§ **SET EXERCISE**
According to the message below, why might some events from the 'transition' stream get merged into more than one period event stream? Answer in one to three sentences.

— start of ARTICLE —

But I agree that alternating groups should not be a requirement for HSM
and that for watching smaller subtrees, your suggestion makes more sense.

> 4) Switch to new period & clear CHECKPOINT_PENDING, all events are now
>    recorded to the new period.
> 5) Merge all events from 'transition' stream to both old and new period
>    event streams.
> 6) Events get removed from the 'transition' stream only once we receive
>    POST_WRITE event corresponding to the PRE_WRITE event recorded there (or
>    on crash recovery). This way some events from 'transition' stream may
>    get merged to multiple period event streams if the checkpoints are
>    frequent and writes take long.
>
> This should avoid the above race, should be relatively lightweight, and
> does not require major API extensions.
>

If I am not mistaken, CHECKPOINT_PENDING vs. alternating groups
is an implementation detail for the HSM.

PRE_WRITE/POST_WRITE and FAN_MARK_SYNC APIs are needed
for both the implementations (single group scheme needs to flush all
ignore marks with FAN_MARK_SYNC).

I am going to try to implement the PRE/POST_WRITE events and for
POC I may start with a single group because it may be easier or I may
implement both schemes, we'll see.

> BTW, while thinking about this I was wondering: How are the applications
> using persistent change journal going to deal with buffered vs direct IO? I
> currently don't see a scheme that would not loose modifications for some
> combinations...
>

This question is circling back to nfsd discussion about when to update
i_version and when to update mtime, before the change is observed
in core? on disk? both before and after?

My only answer to that is a hybrid combination of using async
events to track in-core changes and persistent change tracking
for on-disk changes.

fsfreeze before completion of the checkpoint is optional, but if
fsfreeze is performed then it should answer your question about
buffered vs direct IO and it makes the questions about in-memory
vs. on-disk moot.

Or maybe I did not understand the problem with buffered vs direct IO?
Can you give an example for losing modification that does involve
fsfreeze for completion of the checkpoint?

Thanks,
Amir.

— end of ARTICLE —
— start of SOURCE MATERIAL —

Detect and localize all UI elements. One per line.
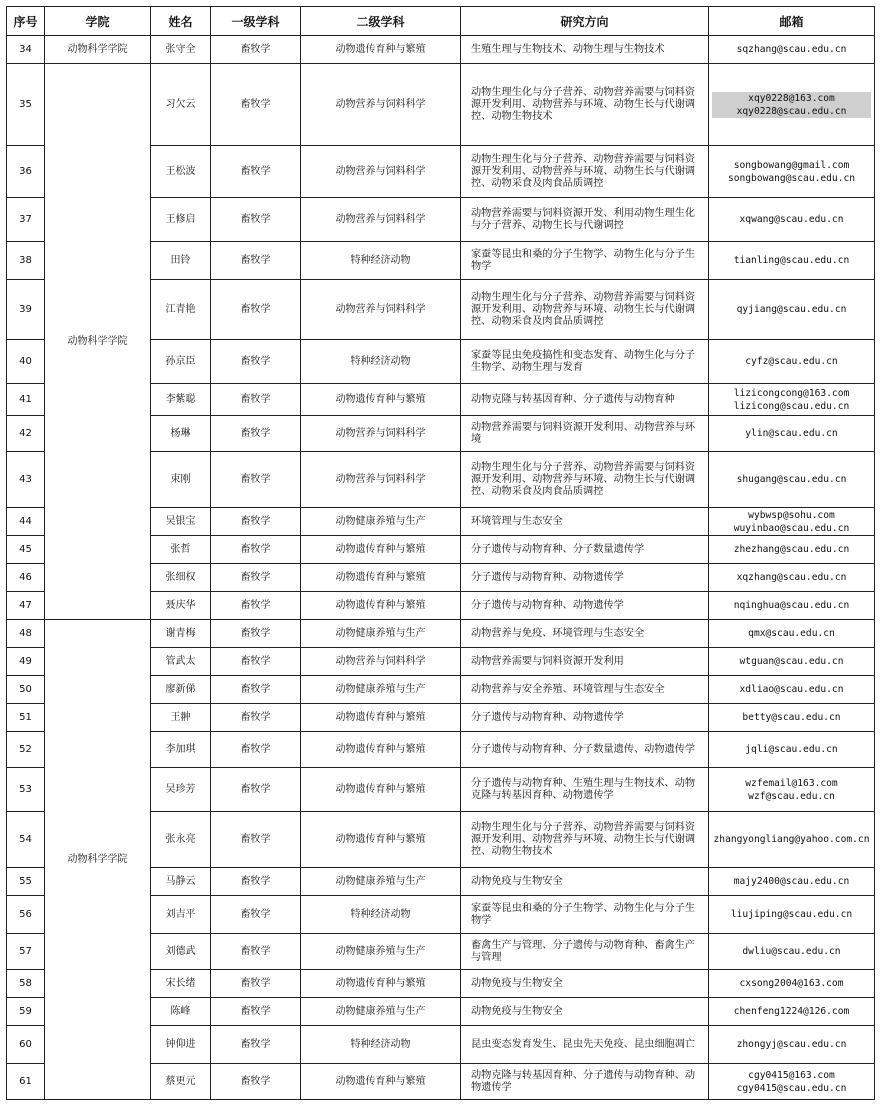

— end of SOURCE MATERIAL —

§ **THE REPLY**
Events leave the 'transition' stream only after the POST_WRITE event that matches their recorded PRE_WRITE event arrives, or during crash recovery. If checkpoints are frequent and writes take a long time, an event can stay in that stream across several period switches. It is then merged into each of those period event streams.